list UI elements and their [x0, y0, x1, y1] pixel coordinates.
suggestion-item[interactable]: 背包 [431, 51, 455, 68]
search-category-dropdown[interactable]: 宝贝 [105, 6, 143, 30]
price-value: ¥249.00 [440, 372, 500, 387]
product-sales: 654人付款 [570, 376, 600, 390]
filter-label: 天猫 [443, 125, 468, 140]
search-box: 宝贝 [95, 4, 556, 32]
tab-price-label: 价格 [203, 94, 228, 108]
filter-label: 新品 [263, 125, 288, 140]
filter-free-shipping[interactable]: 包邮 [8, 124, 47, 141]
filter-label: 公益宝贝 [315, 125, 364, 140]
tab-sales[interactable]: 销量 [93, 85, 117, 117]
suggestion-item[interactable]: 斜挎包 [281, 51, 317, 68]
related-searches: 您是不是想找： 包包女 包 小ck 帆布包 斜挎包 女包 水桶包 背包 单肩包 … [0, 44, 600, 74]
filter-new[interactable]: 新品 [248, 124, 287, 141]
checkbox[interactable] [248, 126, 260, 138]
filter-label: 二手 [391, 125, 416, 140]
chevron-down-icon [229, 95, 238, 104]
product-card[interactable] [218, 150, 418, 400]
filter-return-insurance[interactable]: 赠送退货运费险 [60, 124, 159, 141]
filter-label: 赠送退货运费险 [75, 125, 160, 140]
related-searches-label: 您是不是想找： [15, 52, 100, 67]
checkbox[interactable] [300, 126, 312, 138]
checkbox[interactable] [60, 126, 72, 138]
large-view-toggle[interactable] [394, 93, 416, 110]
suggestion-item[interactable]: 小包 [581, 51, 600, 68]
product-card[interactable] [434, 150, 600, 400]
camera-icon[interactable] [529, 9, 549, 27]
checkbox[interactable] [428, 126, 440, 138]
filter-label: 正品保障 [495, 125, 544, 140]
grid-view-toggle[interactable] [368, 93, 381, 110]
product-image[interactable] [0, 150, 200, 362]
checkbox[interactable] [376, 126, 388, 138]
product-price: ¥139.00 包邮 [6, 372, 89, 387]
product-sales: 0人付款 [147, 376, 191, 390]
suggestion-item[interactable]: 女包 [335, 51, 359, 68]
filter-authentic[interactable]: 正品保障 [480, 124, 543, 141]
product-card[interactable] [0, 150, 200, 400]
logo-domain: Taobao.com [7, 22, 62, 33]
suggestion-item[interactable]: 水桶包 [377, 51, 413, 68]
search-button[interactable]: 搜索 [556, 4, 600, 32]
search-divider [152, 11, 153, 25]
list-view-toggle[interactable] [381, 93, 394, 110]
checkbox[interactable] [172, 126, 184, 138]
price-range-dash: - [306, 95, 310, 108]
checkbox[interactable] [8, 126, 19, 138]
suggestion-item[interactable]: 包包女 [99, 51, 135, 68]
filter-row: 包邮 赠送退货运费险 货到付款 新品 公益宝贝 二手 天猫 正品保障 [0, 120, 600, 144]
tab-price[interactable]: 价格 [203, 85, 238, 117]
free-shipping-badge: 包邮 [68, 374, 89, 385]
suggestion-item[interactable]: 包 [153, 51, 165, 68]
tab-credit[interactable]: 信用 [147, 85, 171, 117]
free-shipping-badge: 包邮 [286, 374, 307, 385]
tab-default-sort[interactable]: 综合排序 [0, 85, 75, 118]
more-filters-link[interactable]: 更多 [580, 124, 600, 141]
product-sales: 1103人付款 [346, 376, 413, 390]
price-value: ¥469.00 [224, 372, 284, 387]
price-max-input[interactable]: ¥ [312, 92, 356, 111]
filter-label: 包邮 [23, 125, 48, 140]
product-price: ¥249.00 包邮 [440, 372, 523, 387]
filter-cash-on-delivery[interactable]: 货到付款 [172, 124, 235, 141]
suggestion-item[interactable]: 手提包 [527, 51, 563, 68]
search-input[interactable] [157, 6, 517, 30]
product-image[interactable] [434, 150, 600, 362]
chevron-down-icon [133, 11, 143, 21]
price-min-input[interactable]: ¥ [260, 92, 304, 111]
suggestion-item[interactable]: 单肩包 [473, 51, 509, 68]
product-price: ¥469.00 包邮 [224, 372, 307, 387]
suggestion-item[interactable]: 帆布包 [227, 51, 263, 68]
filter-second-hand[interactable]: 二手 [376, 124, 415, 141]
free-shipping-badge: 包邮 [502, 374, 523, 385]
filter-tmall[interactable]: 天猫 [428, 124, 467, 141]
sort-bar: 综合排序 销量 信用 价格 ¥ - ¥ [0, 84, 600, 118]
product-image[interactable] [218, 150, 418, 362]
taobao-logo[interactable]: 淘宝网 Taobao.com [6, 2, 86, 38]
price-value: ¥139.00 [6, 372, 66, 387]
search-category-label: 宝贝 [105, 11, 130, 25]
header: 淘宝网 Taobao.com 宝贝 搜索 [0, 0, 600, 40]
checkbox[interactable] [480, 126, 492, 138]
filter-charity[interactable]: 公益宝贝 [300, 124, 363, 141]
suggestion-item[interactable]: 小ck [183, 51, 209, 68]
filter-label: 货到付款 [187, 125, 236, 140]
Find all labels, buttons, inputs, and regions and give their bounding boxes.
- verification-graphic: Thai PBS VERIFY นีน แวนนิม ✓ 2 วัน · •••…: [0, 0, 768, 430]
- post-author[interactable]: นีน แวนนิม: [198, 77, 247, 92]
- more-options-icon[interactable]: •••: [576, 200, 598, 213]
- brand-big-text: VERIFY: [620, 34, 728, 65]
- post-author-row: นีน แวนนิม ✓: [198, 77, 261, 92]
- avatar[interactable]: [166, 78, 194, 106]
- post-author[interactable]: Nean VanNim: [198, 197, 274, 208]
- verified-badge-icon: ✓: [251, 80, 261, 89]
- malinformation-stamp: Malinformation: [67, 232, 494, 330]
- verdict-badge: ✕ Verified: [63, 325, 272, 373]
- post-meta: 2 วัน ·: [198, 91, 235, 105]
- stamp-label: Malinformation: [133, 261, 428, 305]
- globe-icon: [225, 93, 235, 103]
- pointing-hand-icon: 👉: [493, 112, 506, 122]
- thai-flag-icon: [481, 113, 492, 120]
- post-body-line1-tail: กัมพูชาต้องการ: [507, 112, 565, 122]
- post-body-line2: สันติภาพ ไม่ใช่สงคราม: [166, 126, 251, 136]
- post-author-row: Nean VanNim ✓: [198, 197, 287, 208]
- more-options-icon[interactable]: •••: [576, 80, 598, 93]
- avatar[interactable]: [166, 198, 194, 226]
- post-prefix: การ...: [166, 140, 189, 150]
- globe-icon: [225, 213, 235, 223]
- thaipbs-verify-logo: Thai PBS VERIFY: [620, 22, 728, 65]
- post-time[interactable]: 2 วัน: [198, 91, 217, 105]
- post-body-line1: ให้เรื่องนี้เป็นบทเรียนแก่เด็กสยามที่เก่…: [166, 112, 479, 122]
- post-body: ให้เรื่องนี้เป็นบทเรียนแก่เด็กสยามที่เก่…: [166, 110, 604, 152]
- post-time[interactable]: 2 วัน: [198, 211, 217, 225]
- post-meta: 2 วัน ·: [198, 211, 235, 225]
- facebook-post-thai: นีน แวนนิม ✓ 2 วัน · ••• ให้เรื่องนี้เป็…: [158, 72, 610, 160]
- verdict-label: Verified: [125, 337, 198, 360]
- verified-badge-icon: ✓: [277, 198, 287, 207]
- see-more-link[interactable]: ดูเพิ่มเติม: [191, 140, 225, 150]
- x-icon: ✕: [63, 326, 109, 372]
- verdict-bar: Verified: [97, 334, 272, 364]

************

* Direction
Set down the lines of the records unchanged, beginning with the first line and stopping after the line that contains "filter-label: 新品 [263, 125, 288, 140]".

* Complete output
list UI elements and their [x0, y0, x1, y1] pixel coordinates.
suggestion-item[interactable]: 背包 [431, 51, 455, 68]
search-category-dropdown[interactable]: 宝贝 [105, 6, 143, 30]
price-value: ¥249.00 [440, 372, 500, 387]
product-sales: 654人付款 [570, 376, 600, 390]
filter-label: 天猫 [443, 125, 468, 140]
search-box: 宝贝 [95, 4, 556, 32]
tab-price-label: 价格 [203, 94, 228, 108]
filter-label: 新品 [263, 125, 288, 140]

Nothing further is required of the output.